◆ **YOUR INSTRUCTIONS**
Look through the listing for the word "Treatment". Copy each line that has it.

━━━━━ SUPPLIED INFORMATION ━━━━━

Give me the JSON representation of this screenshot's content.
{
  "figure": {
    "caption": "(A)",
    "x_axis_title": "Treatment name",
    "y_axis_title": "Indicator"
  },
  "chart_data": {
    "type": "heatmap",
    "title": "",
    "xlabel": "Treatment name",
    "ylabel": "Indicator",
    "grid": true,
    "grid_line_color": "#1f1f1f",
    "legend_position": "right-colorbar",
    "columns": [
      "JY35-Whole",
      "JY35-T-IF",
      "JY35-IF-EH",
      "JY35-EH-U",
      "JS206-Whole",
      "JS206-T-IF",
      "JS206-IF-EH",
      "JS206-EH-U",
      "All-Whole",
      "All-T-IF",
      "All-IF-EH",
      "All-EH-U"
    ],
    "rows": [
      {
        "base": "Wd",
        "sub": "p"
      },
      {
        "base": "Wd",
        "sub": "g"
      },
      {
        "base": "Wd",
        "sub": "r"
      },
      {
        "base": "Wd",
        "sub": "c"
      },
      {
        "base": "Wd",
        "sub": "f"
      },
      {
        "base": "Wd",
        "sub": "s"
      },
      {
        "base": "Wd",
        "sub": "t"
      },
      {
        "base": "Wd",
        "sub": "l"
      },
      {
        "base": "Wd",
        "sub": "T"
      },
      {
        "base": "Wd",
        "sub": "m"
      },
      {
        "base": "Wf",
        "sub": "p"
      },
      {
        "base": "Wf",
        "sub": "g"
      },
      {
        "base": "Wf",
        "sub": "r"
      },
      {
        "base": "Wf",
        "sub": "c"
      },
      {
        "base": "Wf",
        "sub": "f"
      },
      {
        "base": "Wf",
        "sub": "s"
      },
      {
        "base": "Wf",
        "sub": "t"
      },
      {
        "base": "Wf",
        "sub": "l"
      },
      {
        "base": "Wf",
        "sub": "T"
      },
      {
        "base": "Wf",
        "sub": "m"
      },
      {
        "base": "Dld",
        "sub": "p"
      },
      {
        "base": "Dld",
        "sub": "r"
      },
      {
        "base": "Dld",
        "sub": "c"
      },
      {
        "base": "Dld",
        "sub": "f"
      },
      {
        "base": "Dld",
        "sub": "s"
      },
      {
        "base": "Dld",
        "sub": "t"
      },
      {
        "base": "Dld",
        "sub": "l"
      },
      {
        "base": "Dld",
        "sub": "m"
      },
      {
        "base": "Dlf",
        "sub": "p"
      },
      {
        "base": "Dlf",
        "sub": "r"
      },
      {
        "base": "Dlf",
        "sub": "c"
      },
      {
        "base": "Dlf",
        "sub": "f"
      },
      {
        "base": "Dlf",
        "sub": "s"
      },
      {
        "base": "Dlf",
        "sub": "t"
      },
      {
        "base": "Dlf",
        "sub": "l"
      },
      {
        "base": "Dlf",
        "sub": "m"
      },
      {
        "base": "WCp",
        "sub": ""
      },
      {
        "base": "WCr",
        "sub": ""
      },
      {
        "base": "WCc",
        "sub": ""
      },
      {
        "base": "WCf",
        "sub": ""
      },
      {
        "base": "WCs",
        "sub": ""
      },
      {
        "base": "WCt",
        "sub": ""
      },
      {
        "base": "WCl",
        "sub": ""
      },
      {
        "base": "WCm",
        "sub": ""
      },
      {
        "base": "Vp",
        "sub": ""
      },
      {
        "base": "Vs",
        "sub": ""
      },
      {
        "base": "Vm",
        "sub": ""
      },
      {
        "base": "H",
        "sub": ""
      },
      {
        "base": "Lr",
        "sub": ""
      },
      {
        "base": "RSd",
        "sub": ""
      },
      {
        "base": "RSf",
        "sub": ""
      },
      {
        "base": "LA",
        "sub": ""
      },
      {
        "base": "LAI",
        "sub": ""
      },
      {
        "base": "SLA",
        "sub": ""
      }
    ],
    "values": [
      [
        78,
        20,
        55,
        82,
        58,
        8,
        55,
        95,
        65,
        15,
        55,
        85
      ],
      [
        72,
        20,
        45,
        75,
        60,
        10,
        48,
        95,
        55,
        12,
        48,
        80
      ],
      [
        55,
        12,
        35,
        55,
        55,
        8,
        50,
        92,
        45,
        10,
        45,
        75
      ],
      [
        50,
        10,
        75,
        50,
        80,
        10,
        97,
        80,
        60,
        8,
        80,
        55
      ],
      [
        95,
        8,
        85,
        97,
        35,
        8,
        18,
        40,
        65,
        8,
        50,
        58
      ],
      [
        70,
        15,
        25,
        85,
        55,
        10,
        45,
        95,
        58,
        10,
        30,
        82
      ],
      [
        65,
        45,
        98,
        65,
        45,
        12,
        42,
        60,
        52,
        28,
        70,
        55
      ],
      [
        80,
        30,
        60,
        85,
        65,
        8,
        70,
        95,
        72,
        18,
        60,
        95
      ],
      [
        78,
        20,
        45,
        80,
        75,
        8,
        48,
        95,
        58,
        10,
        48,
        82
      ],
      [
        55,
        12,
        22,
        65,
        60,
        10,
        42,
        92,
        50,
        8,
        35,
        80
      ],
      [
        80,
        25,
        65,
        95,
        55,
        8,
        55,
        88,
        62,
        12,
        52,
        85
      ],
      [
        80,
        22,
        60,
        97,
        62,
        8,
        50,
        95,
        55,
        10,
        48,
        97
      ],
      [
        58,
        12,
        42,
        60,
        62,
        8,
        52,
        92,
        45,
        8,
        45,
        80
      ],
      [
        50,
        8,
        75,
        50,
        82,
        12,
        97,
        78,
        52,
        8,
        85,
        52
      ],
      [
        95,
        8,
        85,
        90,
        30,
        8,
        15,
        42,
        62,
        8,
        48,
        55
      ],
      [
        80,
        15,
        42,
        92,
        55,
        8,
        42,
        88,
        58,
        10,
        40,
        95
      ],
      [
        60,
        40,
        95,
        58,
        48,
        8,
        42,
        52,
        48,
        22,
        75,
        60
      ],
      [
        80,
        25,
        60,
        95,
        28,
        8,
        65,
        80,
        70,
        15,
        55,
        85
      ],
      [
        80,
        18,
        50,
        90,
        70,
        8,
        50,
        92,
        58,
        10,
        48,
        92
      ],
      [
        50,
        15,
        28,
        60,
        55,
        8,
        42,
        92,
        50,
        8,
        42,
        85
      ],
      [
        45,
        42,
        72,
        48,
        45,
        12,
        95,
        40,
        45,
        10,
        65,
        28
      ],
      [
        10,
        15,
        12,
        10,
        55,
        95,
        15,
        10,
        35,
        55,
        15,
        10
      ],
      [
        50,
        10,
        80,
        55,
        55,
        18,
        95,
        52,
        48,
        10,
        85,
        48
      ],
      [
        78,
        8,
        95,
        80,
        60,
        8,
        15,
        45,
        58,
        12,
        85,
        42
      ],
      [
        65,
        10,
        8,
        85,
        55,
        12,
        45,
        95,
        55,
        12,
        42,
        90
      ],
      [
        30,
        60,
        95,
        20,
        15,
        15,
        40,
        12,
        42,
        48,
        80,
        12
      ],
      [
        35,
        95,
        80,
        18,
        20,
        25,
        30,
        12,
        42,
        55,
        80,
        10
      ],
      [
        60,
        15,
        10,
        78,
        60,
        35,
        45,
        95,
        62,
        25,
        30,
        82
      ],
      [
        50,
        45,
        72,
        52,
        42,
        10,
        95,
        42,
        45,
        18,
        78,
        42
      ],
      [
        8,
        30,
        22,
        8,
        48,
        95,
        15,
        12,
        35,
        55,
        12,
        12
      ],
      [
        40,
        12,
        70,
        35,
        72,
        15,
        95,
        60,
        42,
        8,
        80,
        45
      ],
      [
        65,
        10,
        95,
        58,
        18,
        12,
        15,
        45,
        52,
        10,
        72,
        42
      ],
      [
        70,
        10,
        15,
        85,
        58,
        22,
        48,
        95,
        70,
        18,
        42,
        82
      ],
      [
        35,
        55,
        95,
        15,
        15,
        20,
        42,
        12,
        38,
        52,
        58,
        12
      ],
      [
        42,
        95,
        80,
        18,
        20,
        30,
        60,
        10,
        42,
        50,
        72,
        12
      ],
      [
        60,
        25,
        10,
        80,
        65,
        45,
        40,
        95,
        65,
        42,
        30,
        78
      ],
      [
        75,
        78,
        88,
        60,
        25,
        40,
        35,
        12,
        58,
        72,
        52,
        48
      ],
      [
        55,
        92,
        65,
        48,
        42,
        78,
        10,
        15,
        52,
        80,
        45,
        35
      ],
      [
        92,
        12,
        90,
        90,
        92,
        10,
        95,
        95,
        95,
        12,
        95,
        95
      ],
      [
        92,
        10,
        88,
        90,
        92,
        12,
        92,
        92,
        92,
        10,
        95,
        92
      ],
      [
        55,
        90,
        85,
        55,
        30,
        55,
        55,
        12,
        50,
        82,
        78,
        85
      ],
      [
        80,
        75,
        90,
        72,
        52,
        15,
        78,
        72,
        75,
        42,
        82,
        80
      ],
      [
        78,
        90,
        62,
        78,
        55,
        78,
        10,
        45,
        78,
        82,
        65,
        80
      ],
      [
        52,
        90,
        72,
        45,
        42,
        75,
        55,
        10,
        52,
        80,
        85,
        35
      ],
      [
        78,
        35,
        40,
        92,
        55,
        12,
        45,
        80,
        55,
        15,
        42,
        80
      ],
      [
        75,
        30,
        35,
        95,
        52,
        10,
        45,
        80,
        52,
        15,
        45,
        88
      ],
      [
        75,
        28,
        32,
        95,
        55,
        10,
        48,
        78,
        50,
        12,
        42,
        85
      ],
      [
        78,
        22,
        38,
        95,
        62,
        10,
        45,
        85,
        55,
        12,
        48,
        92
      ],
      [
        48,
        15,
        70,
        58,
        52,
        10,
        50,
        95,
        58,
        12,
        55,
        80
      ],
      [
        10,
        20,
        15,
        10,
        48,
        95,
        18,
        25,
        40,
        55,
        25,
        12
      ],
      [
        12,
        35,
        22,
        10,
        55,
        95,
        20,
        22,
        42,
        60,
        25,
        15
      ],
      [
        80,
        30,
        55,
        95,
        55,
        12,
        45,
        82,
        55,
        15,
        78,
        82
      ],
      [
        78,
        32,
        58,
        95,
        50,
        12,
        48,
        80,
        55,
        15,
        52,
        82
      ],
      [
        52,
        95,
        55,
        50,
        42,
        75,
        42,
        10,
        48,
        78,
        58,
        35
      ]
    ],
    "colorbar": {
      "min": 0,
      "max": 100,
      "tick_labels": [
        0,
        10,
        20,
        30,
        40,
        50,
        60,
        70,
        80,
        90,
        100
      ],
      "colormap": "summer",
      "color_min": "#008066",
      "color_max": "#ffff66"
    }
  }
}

━━━━━

◆ **PROBLEM SOLUTION**
    "x_axis_title": "Treatment name",
    "xlabel": "Treatment name",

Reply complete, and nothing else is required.